- _Task requirements_
Read through the records below and copy each line that uses the word "data".

Extracted records:
— START —
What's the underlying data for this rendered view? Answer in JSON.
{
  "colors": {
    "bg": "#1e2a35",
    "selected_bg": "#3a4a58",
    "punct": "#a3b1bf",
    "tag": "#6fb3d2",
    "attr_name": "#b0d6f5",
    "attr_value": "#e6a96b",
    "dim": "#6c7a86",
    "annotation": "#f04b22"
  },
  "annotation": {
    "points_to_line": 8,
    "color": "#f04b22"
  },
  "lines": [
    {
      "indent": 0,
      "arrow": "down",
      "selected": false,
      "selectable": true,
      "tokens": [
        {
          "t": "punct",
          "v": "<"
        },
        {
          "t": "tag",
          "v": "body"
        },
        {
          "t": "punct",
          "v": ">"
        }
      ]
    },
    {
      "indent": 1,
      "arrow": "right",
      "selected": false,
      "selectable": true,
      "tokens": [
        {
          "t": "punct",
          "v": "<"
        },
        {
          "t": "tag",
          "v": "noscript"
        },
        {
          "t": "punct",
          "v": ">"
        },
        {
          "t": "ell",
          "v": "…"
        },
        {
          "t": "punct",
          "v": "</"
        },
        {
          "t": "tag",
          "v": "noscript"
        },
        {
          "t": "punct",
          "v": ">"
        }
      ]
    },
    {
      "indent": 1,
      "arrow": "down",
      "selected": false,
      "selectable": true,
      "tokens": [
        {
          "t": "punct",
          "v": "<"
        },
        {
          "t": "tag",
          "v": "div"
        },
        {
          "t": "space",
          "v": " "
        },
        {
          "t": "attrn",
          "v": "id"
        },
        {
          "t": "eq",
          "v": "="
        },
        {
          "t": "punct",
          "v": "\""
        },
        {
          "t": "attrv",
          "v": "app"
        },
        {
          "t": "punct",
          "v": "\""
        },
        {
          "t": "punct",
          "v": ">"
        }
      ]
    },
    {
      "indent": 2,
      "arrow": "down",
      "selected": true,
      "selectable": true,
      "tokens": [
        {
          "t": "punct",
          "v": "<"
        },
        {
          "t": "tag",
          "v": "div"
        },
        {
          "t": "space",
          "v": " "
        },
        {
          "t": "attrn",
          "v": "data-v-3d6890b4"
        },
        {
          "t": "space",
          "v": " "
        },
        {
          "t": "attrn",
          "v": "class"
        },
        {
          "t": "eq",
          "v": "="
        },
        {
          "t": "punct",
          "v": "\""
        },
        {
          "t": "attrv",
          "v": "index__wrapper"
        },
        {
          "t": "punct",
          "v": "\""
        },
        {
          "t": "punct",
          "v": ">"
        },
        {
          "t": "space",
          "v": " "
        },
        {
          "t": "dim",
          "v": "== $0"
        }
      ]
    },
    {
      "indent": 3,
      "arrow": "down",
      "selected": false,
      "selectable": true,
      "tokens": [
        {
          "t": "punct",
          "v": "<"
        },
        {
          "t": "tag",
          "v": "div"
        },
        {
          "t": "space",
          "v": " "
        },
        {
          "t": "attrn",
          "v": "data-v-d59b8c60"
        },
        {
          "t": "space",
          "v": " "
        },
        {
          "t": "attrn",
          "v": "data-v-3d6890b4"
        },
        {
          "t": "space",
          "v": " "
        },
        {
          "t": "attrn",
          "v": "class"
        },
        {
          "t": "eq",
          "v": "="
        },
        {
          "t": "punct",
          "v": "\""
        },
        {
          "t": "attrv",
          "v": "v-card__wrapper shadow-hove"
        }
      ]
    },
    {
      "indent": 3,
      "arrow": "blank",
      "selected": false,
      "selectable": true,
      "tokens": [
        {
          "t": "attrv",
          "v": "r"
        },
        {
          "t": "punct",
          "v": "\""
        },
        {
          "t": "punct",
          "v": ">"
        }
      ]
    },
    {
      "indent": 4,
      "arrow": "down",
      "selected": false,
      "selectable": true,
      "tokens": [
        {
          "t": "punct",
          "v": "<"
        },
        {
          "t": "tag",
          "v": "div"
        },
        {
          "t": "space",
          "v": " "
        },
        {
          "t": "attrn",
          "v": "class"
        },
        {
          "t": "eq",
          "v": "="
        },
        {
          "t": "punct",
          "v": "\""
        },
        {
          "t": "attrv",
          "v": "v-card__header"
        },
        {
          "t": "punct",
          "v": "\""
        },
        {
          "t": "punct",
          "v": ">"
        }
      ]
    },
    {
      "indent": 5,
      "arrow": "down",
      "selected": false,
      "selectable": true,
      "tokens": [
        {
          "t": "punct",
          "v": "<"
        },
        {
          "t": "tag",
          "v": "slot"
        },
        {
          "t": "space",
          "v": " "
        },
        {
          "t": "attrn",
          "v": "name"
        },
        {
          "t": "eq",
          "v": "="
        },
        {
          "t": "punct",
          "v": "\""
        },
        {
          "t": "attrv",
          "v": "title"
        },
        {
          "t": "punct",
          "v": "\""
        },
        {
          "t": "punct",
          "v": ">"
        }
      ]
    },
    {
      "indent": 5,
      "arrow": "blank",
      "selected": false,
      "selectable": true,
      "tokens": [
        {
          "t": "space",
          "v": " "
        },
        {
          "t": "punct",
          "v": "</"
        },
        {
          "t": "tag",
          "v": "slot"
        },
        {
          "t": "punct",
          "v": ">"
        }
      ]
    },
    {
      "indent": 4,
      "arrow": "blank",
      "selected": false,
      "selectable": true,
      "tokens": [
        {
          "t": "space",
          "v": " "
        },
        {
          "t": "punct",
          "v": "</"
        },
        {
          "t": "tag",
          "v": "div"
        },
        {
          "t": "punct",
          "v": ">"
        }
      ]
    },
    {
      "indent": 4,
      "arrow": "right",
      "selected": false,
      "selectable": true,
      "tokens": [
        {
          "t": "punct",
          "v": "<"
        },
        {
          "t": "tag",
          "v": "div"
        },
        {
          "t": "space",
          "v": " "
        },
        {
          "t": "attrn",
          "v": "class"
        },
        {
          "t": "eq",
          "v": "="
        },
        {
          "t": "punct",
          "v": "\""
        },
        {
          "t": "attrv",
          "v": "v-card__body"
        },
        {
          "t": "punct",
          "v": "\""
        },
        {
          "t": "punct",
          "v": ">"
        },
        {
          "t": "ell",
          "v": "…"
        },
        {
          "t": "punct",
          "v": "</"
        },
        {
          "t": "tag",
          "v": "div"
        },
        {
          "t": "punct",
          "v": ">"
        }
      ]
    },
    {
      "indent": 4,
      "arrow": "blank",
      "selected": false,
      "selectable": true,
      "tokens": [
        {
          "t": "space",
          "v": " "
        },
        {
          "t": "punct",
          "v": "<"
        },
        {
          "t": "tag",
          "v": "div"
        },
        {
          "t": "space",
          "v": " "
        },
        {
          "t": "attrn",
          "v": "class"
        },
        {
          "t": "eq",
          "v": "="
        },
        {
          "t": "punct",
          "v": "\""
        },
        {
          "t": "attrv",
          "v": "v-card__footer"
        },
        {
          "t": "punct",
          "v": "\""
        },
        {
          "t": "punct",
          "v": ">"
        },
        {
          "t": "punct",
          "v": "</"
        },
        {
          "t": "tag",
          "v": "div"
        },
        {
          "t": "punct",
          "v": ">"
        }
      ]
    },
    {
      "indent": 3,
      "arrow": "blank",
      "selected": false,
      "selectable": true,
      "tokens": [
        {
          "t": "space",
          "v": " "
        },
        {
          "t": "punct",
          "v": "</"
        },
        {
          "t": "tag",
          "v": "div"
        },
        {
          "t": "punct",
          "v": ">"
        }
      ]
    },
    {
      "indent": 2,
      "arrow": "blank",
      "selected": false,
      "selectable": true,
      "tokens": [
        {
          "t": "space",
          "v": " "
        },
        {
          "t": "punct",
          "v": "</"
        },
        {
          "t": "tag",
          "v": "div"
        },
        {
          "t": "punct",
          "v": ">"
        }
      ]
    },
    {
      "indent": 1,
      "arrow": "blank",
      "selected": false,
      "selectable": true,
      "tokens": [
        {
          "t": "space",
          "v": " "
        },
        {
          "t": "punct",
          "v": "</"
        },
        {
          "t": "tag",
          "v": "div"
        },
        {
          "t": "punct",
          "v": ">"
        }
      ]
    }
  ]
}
— END —
- _Solution to this exercise_
What's the underlying data for this rendered view? Answer in JSON.
          "v": "data-v-3d6890b4"
          "v": "data-v-d59b8c60"
          "v": "data-v-3d6890b4"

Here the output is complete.